#### [ROWS]
-- begin --

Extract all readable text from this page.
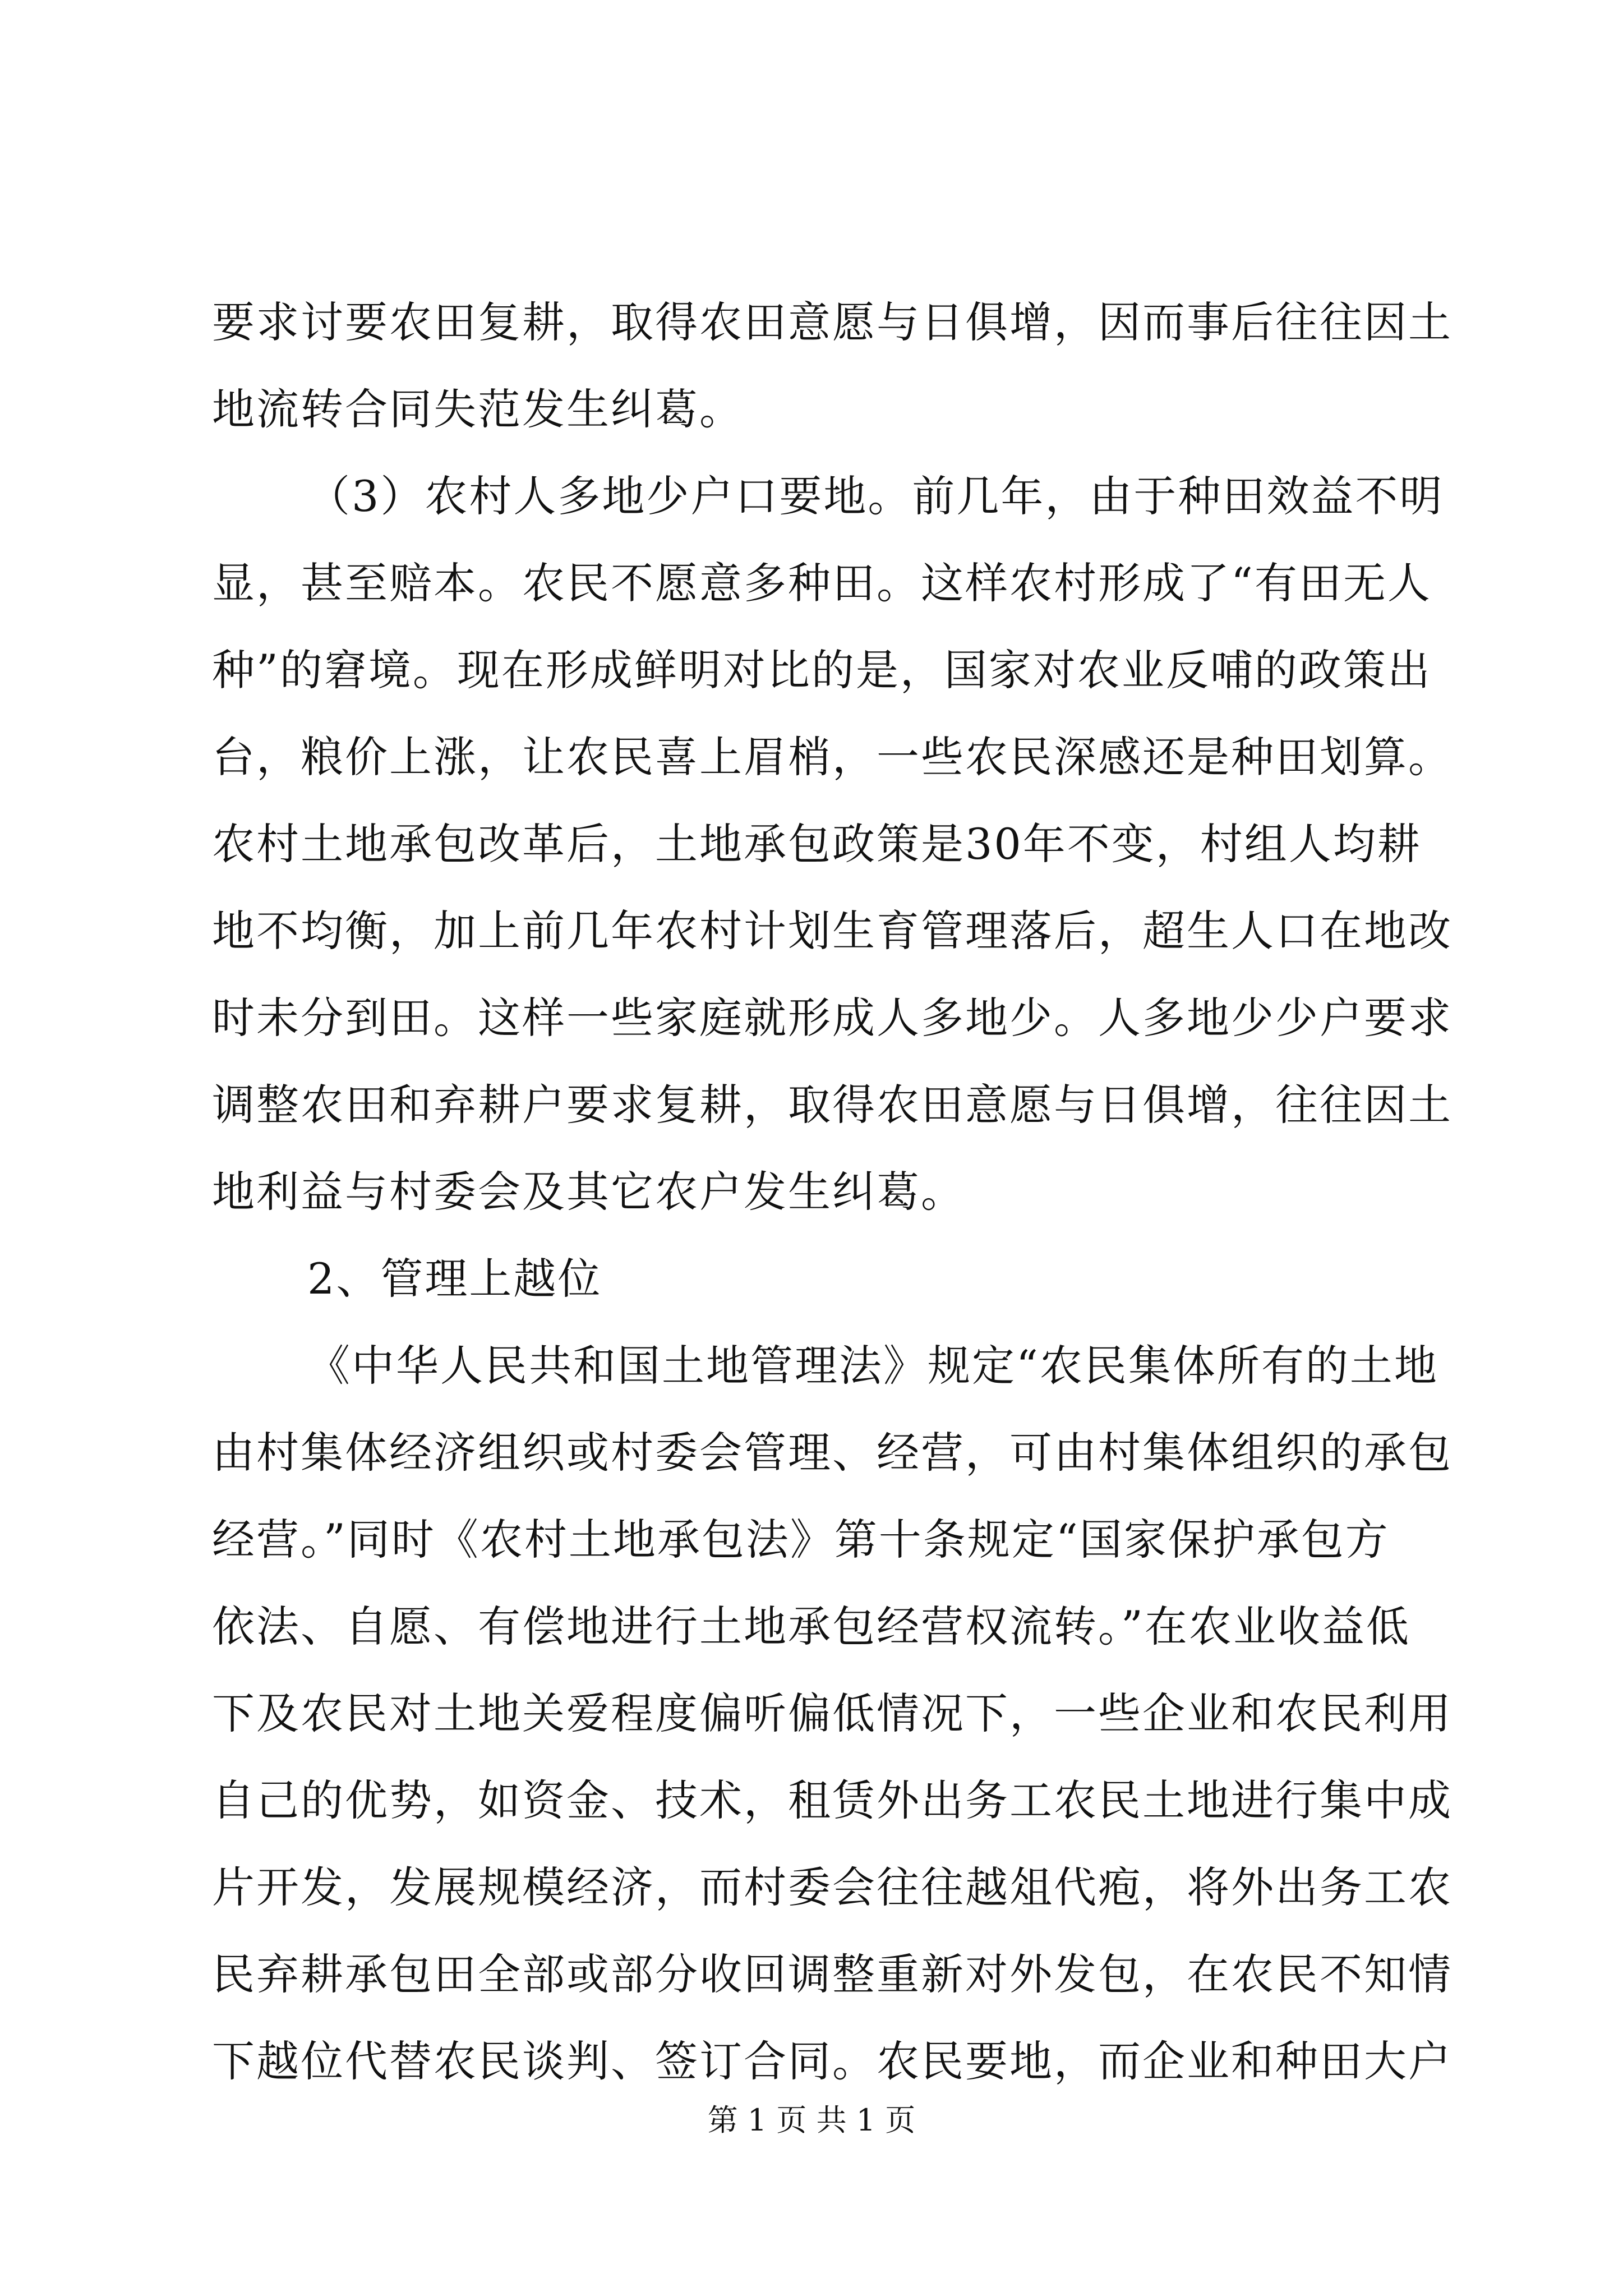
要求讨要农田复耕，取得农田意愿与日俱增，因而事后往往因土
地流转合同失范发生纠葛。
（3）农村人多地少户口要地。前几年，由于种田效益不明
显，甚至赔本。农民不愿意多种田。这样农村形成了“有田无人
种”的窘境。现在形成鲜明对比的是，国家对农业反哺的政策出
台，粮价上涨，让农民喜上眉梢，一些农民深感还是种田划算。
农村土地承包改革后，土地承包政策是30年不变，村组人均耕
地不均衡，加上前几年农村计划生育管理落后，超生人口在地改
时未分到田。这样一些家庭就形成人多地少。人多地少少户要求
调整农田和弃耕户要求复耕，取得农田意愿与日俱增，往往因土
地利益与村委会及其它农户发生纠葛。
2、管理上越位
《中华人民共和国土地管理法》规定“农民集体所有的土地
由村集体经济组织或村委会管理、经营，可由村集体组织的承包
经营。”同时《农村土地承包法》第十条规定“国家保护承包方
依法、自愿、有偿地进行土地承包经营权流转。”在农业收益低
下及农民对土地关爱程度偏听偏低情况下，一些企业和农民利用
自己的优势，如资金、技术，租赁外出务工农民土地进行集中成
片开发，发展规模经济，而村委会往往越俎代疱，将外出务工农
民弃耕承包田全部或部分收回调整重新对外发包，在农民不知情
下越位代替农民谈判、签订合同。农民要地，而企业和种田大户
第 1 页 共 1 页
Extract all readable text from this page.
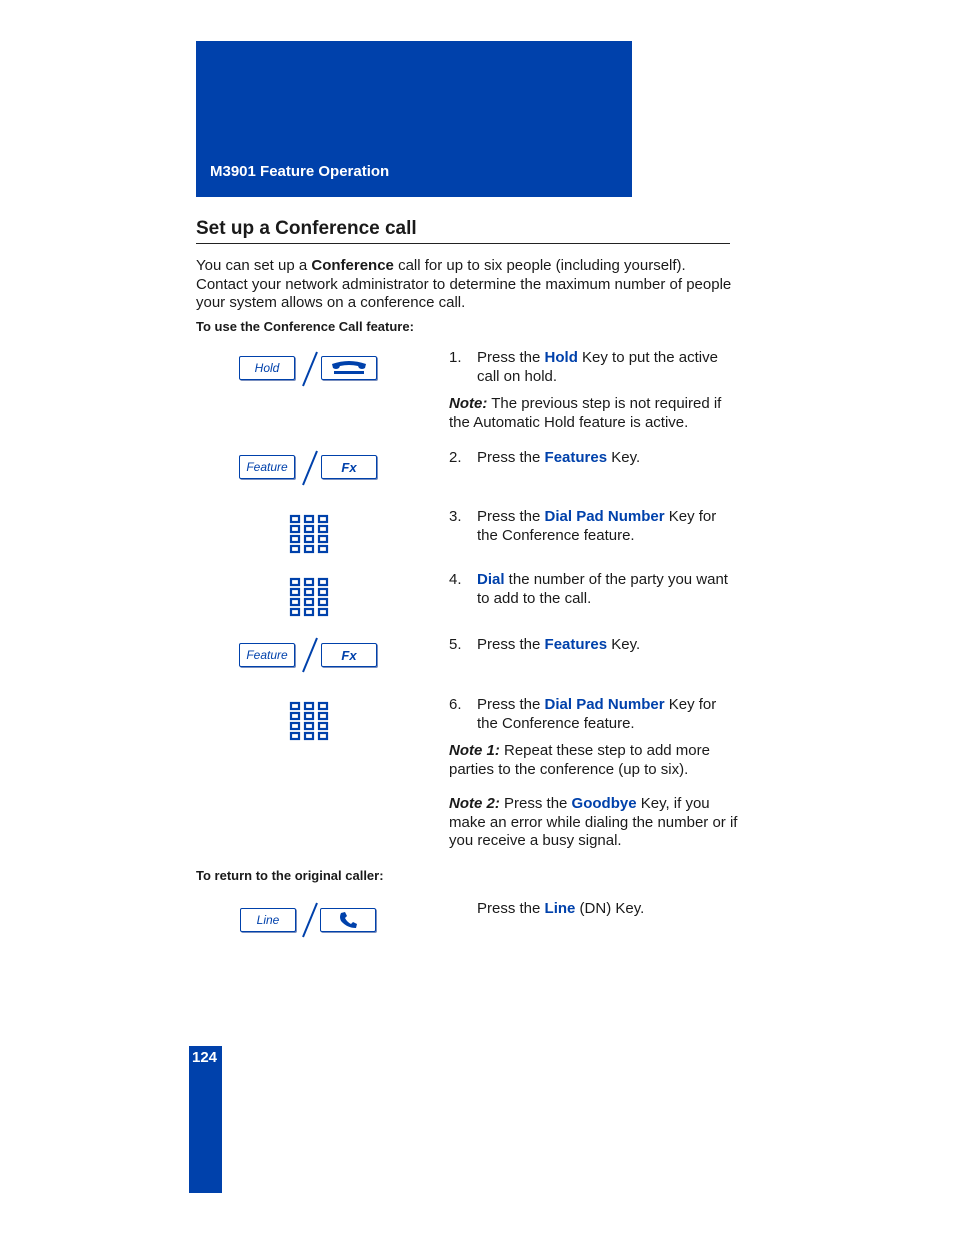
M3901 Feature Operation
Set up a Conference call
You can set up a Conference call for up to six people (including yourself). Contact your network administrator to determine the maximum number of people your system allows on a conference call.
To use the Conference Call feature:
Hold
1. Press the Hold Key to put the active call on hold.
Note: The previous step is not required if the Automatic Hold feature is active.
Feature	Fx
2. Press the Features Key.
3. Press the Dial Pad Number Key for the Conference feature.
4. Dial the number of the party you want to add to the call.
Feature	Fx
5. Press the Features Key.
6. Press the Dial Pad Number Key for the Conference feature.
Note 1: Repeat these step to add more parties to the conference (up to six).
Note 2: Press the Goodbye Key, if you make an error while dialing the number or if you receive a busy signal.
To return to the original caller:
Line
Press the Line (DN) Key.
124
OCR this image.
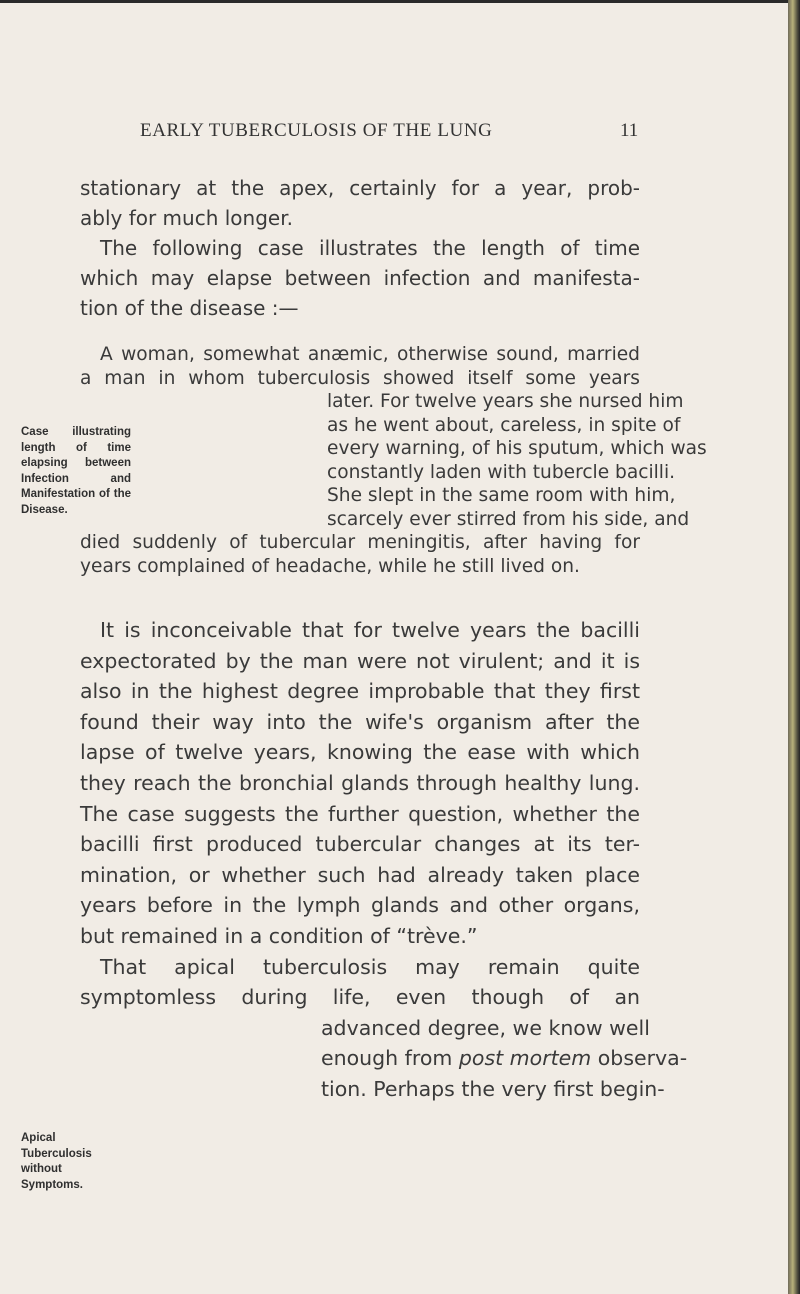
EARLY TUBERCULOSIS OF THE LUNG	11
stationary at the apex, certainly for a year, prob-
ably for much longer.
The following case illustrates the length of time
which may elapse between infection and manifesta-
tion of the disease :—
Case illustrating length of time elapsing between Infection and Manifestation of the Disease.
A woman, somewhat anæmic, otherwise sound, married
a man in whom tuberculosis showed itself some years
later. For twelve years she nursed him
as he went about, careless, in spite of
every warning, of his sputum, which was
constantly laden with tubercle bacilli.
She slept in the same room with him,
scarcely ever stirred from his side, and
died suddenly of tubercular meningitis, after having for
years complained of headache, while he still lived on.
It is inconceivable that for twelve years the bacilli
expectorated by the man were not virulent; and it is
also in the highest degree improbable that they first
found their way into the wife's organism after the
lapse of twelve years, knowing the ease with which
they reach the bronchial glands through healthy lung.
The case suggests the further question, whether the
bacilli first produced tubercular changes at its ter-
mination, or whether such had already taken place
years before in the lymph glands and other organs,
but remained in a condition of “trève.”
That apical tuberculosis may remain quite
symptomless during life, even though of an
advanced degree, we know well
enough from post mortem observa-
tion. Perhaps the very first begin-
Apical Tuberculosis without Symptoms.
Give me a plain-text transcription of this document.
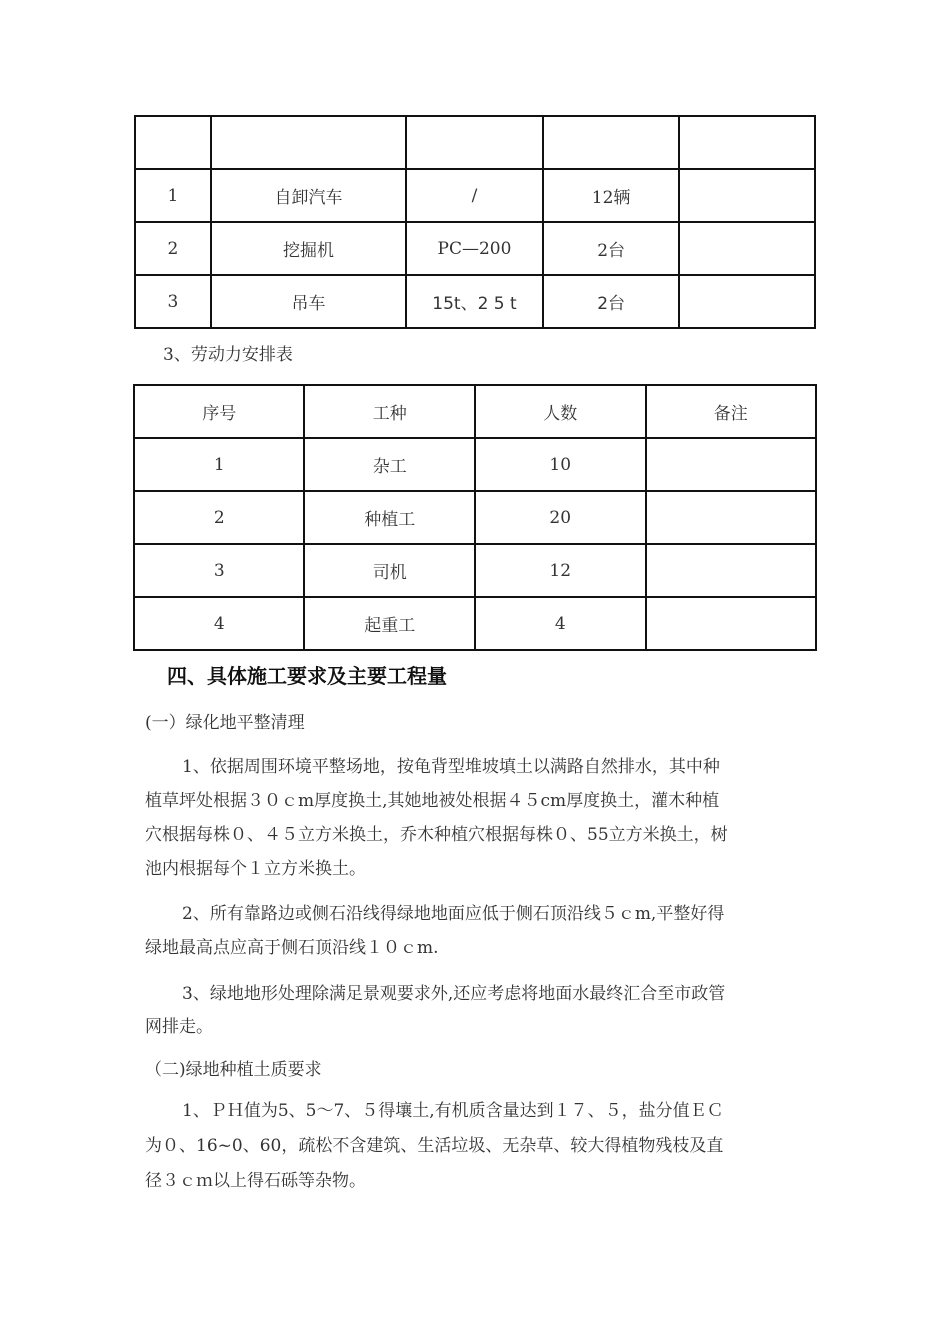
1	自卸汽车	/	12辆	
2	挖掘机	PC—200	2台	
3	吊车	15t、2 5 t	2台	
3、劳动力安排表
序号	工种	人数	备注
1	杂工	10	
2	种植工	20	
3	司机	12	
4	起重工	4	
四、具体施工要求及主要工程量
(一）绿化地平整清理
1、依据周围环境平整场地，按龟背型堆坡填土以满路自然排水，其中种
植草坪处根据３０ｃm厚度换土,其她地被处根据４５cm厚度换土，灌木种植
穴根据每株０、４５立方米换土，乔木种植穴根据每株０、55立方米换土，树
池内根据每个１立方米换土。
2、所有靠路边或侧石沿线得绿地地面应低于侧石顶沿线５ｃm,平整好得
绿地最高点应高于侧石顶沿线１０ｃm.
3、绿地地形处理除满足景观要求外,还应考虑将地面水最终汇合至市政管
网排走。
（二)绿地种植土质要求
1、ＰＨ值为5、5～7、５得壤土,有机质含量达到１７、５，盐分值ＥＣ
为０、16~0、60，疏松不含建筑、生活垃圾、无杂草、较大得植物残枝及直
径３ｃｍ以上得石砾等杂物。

-- end --

Search the entries for the string "Hold" and collect each line that has it.

Hold
1. Press the Hold Key to put the active call on hold.
Note: The previous step is not required if the Automatic Hold feature is active.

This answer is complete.